(Beginning of Excerpted text)

Sergio Pawlowsky Glahn, La Bisbal d’Empordà, Catalonia, Spain

From: N Chris Louw (whispershout gmail.com)
Subject: First and second names

I’m a South African from a predominantly English/Afrikaans heritage. In the Afrikaans culture, it’s fairly common to saddle children with several names to keep the grandparents happy. Often, however, a child will be called by their second name instead of their first. I think I was about 7 years old when I encountered my first name, Nicholas.

This quite surprised a lot of my classmates at our high school graduation, who had known me as Chris for twelve years, although there were about 10 of us who surprised each other when our first names were finally revealed on then as well!

N Chris Louw, Cape Town, South Africa and Joetsu, Japan

From: Dave Shelles (writesdave gmail.com)
Subject: Re: A.Word.A.Day--mononymous

On a World Cup broadcast some years ago, I heard the story of why Brazilian soccer players go with one name. The announcer said Brazilians are a very casual and laid-back people, like even the president answers to “Lula” rather than Luiz Inacio Lula da Silva, and so Brazilians will insist even new acquaintances call them by their nickname.

Legends like Pele (born Edson Arantes do Nascimiento), Socrates (Socrates Brasileiro Sampaio de Souza Vieira de Oliviera, phew), Ronaldinho (Ronaldo de Assis Moreira), Marta (Marta Vieira da Silva) and Kaka (Ricardo Izecson dos Santos Leite) wore just one name on their jerseys because of their informal and friendly culture. Secondarily, it aids marketing, as players know fans can easily identify them by their nicknames.

Dave Shelles, Acworth, Georgia

From: Laura Peebles (lhpeebles aol.com)
Subject: No middle name

My father-in-law was Milton Fingerman (no middle name). Through his Army career (WWII) he had to put NMI (No Middle Initial) on every form where there was a blank for a middle name. He did that so often that when the Internet came along he selected NMI as his AOL id.

The Army needed every possible name detail for their soldiers to try to deliver their mail from home. See The SixTripleEight: No Mail, Low Morale.

Laura Peebles, Arlington, Virginia

From: Claude Galinsky (cmgalinsky gmail.com)

(End of Excerpted text)

*Assignment*
Reproduce the passage of the reader letters about names between "Subject: First and" and "first name, Nicholas.", inclusive.

(Beginning of Data listing)

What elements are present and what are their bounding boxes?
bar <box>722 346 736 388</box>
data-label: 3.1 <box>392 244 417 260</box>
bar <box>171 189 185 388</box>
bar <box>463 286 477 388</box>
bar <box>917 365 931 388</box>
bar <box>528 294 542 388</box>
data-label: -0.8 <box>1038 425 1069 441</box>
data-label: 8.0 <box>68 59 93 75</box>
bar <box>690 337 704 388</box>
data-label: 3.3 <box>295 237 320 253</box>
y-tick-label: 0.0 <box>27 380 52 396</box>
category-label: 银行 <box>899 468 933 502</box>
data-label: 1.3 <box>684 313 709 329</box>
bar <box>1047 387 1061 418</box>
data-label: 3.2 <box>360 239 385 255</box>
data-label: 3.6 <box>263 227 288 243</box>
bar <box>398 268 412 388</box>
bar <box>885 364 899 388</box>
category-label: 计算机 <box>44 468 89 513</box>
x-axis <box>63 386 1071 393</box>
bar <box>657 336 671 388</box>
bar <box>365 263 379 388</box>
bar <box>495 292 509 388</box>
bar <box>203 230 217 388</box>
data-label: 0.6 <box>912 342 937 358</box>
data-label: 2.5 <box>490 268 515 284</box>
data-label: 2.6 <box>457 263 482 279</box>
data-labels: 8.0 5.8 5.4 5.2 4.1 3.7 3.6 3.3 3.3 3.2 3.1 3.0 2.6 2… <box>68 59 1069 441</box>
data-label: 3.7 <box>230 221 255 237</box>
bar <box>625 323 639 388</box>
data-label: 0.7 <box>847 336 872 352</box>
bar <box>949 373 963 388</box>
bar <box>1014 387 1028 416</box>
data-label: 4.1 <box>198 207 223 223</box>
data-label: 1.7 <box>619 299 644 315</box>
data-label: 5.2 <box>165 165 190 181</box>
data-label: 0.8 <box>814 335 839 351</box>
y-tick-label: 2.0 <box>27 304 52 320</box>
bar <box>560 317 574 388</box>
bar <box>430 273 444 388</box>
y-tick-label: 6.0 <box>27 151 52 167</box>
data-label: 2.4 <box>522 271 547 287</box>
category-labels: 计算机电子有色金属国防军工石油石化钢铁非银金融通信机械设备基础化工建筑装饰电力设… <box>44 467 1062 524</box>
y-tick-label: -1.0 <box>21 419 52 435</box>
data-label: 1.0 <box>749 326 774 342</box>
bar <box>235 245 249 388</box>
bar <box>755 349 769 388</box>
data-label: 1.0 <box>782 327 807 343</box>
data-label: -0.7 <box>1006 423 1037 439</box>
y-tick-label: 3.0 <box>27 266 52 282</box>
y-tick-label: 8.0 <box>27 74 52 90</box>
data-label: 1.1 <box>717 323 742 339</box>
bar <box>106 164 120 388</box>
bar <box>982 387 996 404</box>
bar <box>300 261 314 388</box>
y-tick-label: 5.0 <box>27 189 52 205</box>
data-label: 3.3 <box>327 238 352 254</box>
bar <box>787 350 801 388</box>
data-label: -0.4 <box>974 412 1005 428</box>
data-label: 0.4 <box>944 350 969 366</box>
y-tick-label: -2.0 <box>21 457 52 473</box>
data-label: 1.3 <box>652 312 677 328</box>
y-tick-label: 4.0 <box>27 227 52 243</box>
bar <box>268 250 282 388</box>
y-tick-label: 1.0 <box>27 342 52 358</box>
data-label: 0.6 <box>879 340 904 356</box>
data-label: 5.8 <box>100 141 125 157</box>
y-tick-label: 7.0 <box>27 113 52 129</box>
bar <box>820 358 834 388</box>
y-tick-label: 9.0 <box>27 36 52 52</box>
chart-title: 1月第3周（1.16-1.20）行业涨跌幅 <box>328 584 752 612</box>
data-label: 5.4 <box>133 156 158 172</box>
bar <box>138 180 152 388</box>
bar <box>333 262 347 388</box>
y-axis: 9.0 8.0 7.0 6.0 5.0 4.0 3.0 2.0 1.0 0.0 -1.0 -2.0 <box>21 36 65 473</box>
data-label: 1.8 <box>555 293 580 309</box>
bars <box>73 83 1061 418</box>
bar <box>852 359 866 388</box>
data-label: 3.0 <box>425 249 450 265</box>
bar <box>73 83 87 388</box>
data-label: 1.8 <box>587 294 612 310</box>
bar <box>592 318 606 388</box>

(End of Data listing)

*Task solution*
Subject: First and second names

I’m a South African from a predominantly English/Afrikaans heritage. In the Afrikaans culture, it’s fairly common to saddle children with several names to keep the grandparents happy. Often, however, a child will be called by their second name instead of their first. I think I was about 7 years old when I encountered my first name, Nicholas.